Write the material out again in full, exactly.

→ **RECORDS PROVIDED**:
________
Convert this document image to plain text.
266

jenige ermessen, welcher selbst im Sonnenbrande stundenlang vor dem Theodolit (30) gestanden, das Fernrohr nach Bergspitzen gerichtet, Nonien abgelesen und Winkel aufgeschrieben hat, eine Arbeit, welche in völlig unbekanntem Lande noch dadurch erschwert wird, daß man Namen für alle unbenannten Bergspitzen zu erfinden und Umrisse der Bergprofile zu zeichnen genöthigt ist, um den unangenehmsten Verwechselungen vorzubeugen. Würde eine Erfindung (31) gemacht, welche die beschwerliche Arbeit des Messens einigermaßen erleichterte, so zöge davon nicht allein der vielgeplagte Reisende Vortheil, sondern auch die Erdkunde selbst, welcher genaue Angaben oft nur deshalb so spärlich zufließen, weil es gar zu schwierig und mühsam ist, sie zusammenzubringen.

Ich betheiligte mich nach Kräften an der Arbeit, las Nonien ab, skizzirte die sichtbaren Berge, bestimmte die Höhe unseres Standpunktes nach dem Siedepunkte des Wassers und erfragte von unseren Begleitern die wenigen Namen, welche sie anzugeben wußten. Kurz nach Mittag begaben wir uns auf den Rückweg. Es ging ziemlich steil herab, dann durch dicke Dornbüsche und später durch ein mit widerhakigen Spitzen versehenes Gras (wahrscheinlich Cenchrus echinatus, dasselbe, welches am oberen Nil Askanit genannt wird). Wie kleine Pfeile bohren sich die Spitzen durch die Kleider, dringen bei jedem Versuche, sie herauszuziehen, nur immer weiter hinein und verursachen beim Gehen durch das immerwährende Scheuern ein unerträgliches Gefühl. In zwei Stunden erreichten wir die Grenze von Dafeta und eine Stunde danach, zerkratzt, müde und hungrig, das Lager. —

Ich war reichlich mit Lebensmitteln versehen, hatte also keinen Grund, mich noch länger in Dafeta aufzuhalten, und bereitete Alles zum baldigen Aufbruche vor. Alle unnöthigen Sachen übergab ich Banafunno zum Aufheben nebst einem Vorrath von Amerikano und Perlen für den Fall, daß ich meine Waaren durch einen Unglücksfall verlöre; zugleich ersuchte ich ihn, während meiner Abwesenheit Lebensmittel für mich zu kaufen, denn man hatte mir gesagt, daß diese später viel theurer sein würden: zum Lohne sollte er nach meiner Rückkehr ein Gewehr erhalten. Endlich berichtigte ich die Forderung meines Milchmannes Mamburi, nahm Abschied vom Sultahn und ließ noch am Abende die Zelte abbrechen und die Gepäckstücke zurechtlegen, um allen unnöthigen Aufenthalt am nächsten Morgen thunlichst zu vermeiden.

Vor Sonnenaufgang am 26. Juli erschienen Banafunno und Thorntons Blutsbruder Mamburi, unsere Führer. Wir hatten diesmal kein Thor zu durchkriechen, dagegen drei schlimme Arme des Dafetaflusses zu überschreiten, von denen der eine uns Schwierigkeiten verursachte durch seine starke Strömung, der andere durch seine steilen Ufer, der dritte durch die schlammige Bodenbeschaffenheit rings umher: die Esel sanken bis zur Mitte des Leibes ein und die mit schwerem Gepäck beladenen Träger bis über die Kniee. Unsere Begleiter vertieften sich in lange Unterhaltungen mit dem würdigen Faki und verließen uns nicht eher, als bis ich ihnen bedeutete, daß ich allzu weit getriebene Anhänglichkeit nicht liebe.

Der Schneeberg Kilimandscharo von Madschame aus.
________
→ **CORRECT ANSWER**:
Convert this document image to plain text.
266

jenige ermessen, welcher selbst im Sonnenbrande stundenlang vor dem Theodolit (30) gestanden, das Fernrohr nach Bergspitzen gerichtet, Nonien abgelesen und Winkel aufgeschrieben hat, eine Arbeit, welche in völlig unbekanntem Lande noch dadurch erschwert wird, daß man Namen für alle unbenannten Bergspitzen zu erfinden und Umrisse der Bergprofile zu zeichnen genöthigt ist, um den unangenehmsten Verwechselungen vorzubeugen. Würde eine Erfindung (31) gemacht, welche die beschwerliche Arbeit des Messens einigermaßen erleichterte, so zöge davon nicht allein der vielgeplagte Reisende Vortheil, sondern auch die Erdkunde selbst, welcher genaue Angaben oft nur deshalb so spärlich zufließen, weil es gar zu schwierig und mühsam ist, sie zusammenzubringen.

Ich betheiligte mich nach Kräften an der Arbeit, las Nonien ab, skizzirte die sichtbaren Berge, bestimmte die Höhe unseres Standpunktes nach dem Siedepunkte des Wassers und erfragte von unseren Begleitern die wenigen Namen, welche sie anzugeben wußten. Kurz nach Mittag begaben wir uns auf den Rückweg. Es ging ziemlich steil herab, dann durch dicke Dornbüsche und später durch ein mit widerhakigen Spitzen versehenes Gras (wahrscheinlich Cenchrus echinatus, dasselbe, welches am oberen Nil Askanit genannt wird). Wie kleine Pfeile bohren sich die Spitzen durch die Kleider, dringen bei jedem Versuche, sie herauszuziehen, nur immer weiter hinein und verursachen beim Gehen durch das immerwährende Scheuern ein unerträgliches Gefühl. In zwei Stunden erreichten wir die Grenze von Dafeta und eine Stunde danach, zerkratzt, müde und hungrig, das Lager. —

Ich war reichlich mit Lebensmitteln versehen, hatte also keinen Grund, mich noch länger in Dafeta aufzuhalten, und bereitete Alles zum baldigen Aufbruche vor. Alle unnöthigen Sachen übergab ich Banafunno zum Aufheben nebst einem Vorrath von Amerikano und Perlen für den Fall, daß ich meine Waaren durch einen Unglücksfall verlöre; zugleich ersuchte ich ihn, während meiner Abwesenheit Lebensmittel für mich zu kaufen, denn man hatte mir gesagt, daß diese später viel theurer sein würden: zum Lohne sollte er nach meiner Rückkehr ein Gewehr erhalten. Endlich berichtigte ich die Forderung meines Milchmannes Mamburi, nahm Abschied vom Sultahn und ließ noch am Abende die Zelte abbrechen und die Gepäckstücke zurechtlegen, um allen unnöthigen Aufenthalt am nächsten Morgen thunlichst zu vermeiden.

Vor Sonnenaufgang am 26. Juli erschienen Banafunno und Thorntons Blutsbruder Mamburi, unsere Führer. Wir hatten diesmal kein Thor zu durchkriechen, dagegen drei schlimme Arme des Dafetaflusses zu überschreiten, von denen der eine uns Schwierigkeiten verursachte durch seine starke Strömung, der andere durch seine steilen Ufer, der dritte durch die schlammige Bodenbeschaffenheit rings umher: die Esel sanken bis zur Mitte des Leibes ein und die mit schwerem Gepäck beladenen Träger bis über die Kniee. Unsere Begleiter vertieften sich in lange Unterhaltungen mit dem würdigen Faki und verließen uns nicht eher, als bis ich ihnen bedeutete, daß ich allzu weit getriebene Anhänglichkeit nicht liebe.

Der Schneeberg Kilimandscharo von Madschame aus.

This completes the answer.